> **WRITTEN EXERCISE**
Scan the material and copy every line in which "ucuz" appears.

========================

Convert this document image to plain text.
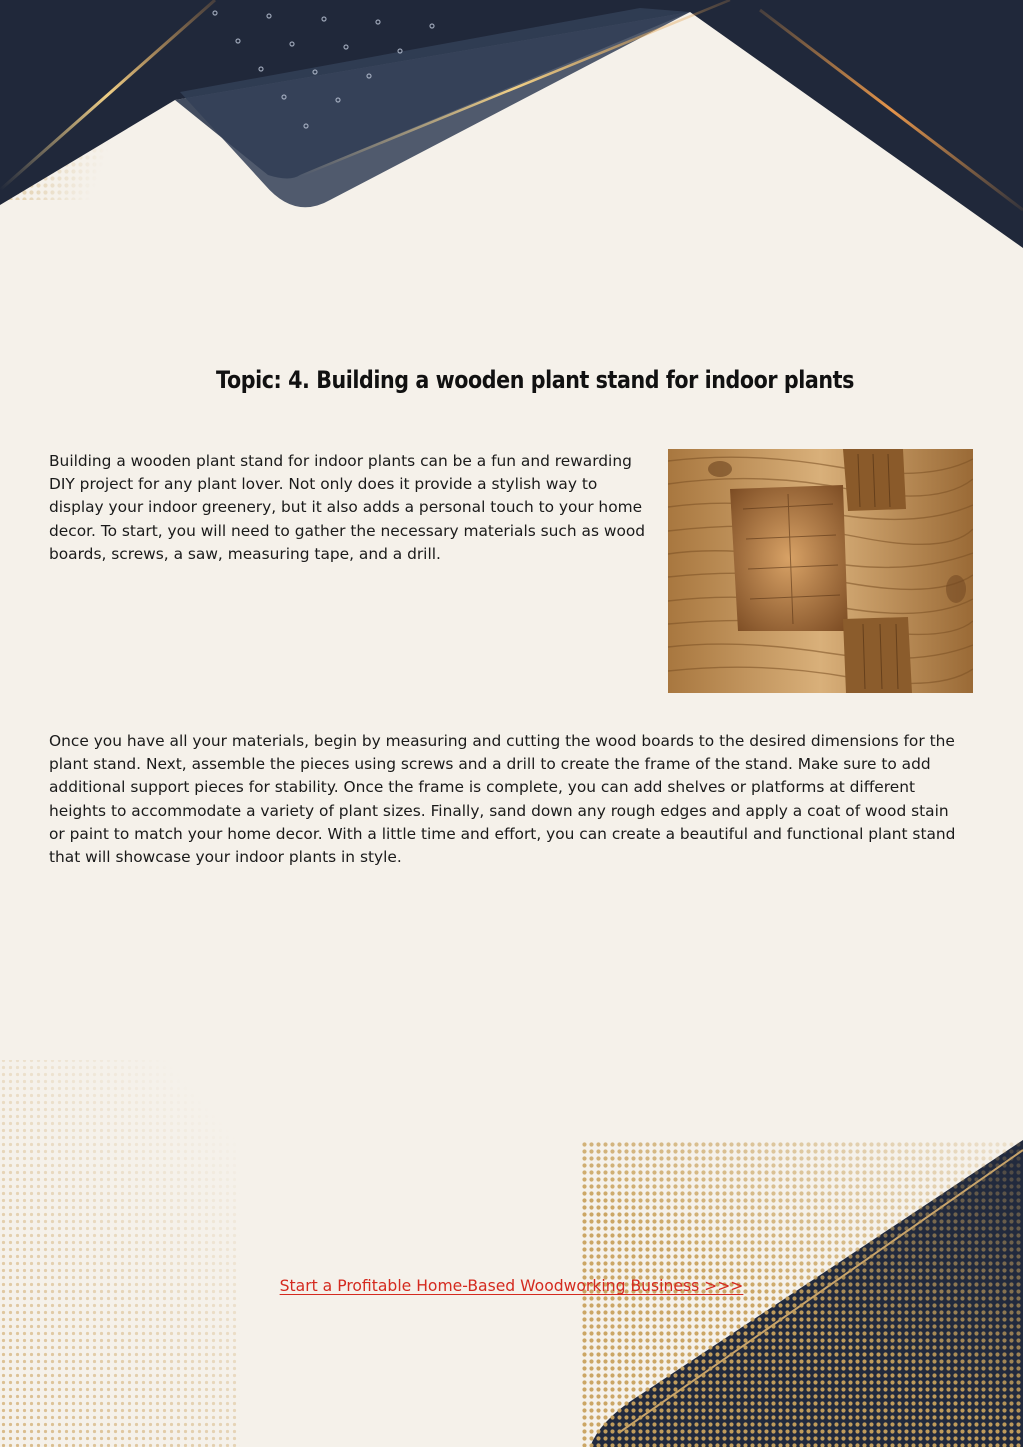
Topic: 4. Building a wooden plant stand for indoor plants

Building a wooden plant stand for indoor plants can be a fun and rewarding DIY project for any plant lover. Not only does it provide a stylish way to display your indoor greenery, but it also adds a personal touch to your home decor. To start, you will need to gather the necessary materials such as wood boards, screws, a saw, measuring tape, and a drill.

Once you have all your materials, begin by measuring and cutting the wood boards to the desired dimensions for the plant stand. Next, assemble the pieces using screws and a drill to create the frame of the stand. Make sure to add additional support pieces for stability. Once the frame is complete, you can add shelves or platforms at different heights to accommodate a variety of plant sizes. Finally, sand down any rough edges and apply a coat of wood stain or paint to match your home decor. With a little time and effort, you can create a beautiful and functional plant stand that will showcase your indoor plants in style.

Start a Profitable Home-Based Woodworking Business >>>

========================

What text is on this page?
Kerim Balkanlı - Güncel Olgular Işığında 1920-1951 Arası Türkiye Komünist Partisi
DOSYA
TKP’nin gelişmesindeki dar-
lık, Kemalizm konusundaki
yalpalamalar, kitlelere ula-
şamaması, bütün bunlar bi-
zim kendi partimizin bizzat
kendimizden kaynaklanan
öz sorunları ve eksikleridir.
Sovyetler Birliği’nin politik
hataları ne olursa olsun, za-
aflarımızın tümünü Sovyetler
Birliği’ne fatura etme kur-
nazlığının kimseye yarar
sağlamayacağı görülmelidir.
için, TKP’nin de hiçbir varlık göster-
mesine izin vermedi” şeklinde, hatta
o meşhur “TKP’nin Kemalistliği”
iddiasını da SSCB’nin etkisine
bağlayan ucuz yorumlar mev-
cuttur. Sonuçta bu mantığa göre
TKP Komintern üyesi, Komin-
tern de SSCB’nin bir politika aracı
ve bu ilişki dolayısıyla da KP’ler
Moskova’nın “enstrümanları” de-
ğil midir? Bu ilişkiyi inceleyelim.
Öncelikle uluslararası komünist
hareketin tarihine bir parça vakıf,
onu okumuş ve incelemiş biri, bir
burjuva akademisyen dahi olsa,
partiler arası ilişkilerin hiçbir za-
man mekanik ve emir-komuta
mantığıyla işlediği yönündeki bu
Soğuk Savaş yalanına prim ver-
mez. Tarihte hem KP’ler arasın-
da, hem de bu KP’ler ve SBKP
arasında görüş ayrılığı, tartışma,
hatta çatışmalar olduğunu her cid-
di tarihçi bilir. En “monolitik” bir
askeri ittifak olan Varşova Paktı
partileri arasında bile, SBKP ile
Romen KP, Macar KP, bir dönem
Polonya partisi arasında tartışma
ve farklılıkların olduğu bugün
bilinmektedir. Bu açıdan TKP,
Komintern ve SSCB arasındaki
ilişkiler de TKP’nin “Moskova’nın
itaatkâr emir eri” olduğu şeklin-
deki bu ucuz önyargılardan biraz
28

========================

> **REPLY TO THE TASK**
bağlayan ucuz yorumlar mev-
deki bu ucuz önyargılardan biraz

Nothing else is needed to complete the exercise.